#### Textauszug
Vor 125 Jahren

Als die Bilder laufen lernten

Das Kino hat Geburtstag – und kann angesichts der Corona-Krise und der geschlossenen Lichtspielhäuser gar nicht feiern. Vor 125 Jahren, im Frühsommer 1895, zeigten der Kölner Süßwarenfabrikant Ludwig Stollwerck und der New Yorker Erfinder Thomas Alva Edison der staunenden Öffentlichkeit die ersten Filmaufnahmen Deutschlands. Noch im selben Jahr eröffneten die Brüder Max und Emil Skladanowsky in Berlin das erste kommerzielle Filmtheater der Welt. 

Jene Pionierzeit des Kinos bot ideale Bedingungen für findige Unternehmer. Bereits Mitte des 19. Jahrhunderts hatten „Stereoskope“ mit optischen Tricks und dreidimensionalen Illusionen die Schaubuden der Jahrmärkte erobert. Jetzt revolutionierten erstaunliche Apparate wie das „Elek-trotachyscop“ und das -„Kinetoskop“ die Projektionstechnik und ermöglichten es, bewegte Bilder vorzuführen. 

Elektrischer Schnellseher

Die Geräte wurden in Deutschland und den USA nahezu gleichzeitig entwickelt und fanden weite Verbreitung. Mit seinem „elektrischen Schnellseher“ oder „Elektrotachyscop“ konnte der Berliner Fototechniker Ottomar Anschütz 1887 bewegte Bilder erzeugen. Der mechanische Apparat bestand aus einer 1,5 Meter breiten stroboskopischen Scheibe und 24 gläsernen Fotoplatten im Format 9 mal 13 Zentimeter.

Beleuchtete man die Scheibe von hinten mit einer elektrischen Entladungsröhre und ließ sie per Handkurbel mit 30 Bildern pro Sekunde rotieren, entstand aufgrund der Trägheit des menschlichen Auges der frappierende Eindruck kontinuierlicher Bewegung. Mit seiner spektakulären Erfindung kreierte Anschütz einen Vorläufer des Kinofilms.

Die Weltausstellung von 1893 in Chicago war in ihren Dimensionen überwältigend und hatte einen immensen Einfluss auf die Kunst der Zeit. Eigentlich sollte die Firma des amerikanischen Erfinders Thomas Alva Edison die 70 000 Aussteller aus 46 Ländern mit elektrischem Licht versorgen, aber das Angebot war zu hoch.

#### Gestellte Aufgabe
Beantworte anhand des Textauszugs über die Anfänge des Kinos, wer 1895 das erste kommerzielle Filmtheater der Welt eröffnete und in welcher Stadt.

#### Gezeigtes Material

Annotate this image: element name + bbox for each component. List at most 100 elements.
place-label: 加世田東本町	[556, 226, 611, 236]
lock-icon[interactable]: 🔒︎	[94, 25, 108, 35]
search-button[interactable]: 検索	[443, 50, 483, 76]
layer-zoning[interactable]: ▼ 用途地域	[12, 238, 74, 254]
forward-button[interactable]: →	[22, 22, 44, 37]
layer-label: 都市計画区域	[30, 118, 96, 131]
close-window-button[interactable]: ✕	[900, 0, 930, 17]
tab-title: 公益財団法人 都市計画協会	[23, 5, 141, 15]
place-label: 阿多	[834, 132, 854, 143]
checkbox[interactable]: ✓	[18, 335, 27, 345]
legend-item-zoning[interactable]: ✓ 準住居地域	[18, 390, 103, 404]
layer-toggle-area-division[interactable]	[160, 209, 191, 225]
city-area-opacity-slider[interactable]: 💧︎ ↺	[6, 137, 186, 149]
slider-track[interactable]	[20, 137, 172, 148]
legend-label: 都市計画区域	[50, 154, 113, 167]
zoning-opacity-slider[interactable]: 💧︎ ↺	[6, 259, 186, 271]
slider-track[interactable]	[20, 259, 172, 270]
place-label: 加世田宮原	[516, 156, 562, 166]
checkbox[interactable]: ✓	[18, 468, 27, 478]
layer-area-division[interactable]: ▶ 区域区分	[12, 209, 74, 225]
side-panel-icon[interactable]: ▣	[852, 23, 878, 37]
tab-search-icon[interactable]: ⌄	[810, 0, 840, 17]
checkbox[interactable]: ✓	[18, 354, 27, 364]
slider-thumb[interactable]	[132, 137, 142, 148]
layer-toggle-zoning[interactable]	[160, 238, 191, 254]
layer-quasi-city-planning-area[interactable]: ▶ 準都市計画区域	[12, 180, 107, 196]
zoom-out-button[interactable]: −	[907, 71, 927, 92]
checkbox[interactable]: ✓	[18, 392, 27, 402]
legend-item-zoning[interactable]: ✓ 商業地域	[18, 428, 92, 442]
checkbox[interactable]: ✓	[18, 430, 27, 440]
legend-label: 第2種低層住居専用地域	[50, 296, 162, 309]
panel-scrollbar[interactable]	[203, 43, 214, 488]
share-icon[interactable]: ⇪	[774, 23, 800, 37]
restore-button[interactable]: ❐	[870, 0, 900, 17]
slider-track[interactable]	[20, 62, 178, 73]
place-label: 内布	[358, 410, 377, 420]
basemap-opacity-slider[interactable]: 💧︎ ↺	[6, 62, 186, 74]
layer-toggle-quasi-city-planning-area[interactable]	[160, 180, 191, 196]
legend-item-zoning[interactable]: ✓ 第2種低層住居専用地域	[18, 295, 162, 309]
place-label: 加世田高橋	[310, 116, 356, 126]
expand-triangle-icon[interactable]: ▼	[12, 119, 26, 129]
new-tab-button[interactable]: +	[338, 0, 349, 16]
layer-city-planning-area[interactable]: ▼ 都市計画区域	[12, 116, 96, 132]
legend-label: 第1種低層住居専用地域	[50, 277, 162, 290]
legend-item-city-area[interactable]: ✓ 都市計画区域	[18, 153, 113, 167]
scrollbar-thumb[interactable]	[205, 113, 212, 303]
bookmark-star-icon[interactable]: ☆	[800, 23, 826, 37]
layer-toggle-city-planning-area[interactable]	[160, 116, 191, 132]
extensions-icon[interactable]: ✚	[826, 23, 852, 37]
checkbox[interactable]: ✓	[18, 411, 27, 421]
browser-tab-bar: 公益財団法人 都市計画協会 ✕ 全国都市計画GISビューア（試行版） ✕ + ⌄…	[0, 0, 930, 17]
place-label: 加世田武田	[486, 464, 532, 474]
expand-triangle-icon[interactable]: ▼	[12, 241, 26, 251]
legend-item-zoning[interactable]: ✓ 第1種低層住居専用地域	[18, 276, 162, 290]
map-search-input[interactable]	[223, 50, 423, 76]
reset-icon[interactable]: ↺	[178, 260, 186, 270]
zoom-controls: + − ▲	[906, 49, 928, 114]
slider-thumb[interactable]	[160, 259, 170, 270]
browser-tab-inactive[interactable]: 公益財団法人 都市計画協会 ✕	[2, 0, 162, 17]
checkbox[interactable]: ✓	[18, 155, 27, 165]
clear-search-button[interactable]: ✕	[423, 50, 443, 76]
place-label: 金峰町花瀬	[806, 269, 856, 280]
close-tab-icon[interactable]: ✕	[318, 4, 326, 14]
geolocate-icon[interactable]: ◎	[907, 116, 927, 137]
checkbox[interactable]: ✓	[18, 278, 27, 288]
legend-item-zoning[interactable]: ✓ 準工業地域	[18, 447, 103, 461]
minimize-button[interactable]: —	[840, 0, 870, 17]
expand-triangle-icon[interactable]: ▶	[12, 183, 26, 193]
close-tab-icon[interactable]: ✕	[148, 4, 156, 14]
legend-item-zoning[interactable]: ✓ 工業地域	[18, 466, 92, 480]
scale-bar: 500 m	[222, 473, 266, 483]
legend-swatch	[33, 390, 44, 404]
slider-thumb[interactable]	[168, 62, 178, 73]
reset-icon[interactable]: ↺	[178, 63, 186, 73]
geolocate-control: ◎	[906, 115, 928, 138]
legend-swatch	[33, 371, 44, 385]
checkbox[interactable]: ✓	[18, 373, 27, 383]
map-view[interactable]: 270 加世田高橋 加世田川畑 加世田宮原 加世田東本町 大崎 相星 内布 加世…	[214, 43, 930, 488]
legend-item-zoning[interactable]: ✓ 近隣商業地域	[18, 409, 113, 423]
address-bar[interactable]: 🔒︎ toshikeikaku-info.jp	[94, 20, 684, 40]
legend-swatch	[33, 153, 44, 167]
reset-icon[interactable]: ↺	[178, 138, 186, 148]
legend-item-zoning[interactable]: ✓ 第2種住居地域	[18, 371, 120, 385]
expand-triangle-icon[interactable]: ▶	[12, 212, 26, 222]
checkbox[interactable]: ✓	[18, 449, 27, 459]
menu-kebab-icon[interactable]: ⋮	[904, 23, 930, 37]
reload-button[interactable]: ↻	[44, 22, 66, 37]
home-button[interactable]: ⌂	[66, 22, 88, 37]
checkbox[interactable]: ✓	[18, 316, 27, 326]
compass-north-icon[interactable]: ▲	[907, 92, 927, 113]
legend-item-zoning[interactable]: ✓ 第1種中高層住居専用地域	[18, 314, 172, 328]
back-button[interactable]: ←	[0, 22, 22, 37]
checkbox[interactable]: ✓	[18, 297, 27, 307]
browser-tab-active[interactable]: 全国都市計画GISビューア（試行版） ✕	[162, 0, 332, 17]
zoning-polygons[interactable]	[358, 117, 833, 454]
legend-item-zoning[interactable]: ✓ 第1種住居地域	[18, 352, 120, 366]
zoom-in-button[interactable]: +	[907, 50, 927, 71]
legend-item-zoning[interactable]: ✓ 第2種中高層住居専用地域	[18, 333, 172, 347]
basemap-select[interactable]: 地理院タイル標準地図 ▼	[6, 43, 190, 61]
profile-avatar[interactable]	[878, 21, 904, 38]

#### Richtiges Ergebnis
Die Brüder Max und Emil Skladanowsky eröffneten es in Berlin.